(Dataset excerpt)
↓

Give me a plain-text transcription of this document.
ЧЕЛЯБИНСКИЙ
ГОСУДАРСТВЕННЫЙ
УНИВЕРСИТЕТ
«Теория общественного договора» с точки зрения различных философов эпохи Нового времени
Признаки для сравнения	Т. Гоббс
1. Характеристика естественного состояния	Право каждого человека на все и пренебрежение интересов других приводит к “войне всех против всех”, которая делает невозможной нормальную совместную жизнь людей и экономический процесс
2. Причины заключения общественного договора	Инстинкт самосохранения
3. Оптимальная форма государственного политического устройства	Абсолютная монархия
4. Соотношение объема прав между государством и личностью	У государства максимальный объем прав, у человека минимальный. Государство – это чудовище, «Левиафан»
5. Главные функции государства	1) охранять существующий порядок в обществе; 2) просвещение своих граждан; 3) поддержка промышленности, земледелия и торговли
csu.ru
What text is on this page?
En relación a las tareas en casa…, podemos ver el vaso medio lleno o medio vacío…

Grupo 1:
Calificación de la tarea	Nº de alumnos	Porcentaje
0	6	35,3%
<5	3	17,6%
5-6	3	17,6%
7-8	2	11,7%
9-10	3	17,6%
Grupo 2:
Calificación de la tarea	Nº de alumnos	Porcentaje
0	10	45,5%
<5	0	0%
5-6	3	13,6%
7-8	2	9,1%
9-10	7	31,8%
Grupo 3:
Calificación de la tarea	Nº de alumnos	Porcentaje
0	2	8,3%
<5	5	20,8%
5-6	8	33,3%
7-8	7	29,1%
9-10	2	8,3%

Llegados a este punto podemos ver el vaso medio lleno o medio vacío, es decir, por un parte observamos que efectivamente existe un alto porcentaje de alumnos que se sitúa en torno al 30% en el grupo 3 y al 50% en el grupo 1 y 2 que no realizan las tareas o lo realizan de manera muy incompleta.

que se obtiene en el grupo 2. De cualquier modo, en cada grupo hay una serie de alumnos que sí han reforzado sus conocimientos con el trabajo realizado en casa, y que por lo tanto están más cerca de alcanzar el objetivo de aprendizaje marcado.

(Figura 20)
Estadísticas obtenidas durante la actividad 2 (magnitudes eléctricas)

↑

## EXERCISE
Write the data back out verbatim.

## EXERCISE SOLUTION
Give me a plain-text transcription of this document.
ЧЕЛЯБИНСКИЙ
ГОСУДАРСТВЕННЫЙ
УНИВЕРСИТЕТ
«Теория общественного договора» с точки зрения различных философов эпохи Нового времени
Признаки для сравнения	Т. Гоббс
1. Характеристика естественного состояния	Право каждого человека на все и пренебрежение интересов других приводит к “войне всех против всех”, которая делает невозможной нормальную совместную жизнь людей и экономический процесс
2. Причины заключения общественного договора	Инстинкт самосохранения
3. Оптимальная форма государственного политического устройства	Абсолютная монархия
4. Соотношение объема прав между государством и личностью	У государства максимальный объем прав, у человека минимальный. Государство – это чудовище, «Левиафан»
5. Главные функции государства	1) охранять существующий порядок в обществе; 2) просвещение своих граждан; 3) поддержка промышленности, земледелия и торговли
csu.ru
What text is on this page?
En relación a las tareas en casa…, podemos ver el vaso medio lleno o medio vacío…

Grupo 1:
Calificación de la tarea	Nº de alumnos	Porcentaje
0	6	35,3%
<5	3	17,6%
5-6	3	17,6%
7-8	2	11,7%
9-10	3	17,6%
Grupo 2:
Calificación de la tarea	Nº de alumnos	Porcentaje
0	10	45,5%
<5	0	0%
5-6	3	13,6%
7-8	2	9,1%
9-10	7	31,8%
Grupo 3:
Calificación de la tarea	Nº de alumnos	Porcentaje
0	2	8,3%
<5	5	20,8%
5-6	8	33,3%
7-8	7	29,1%
9-10	2	8,3%

Llegados a este punto podemos ver el vaso medio lleno o medio vacío, es decir, por un parte observamos que efectivamente existe un alto porcentaje de alumnos que se sitúa en torno al 30% en el grupo 3 y al 50% en el grupo 1 y 2 que no realizan las tareas o lo realizan de manera muy incompleta.

que se obtiene en el grupo 2. De cualquier modo, en cada grupo hay una serie de alumnos que sí han reforzado sus conocimientos con el trabajo realizado en casa, y que por lo tanto están más cerca de alcanzar el objetivo de aprendizaje marcado.

(Figura 20)
Estadísticas obtenidas durante la actividad 2 (magnitudes eléctricas)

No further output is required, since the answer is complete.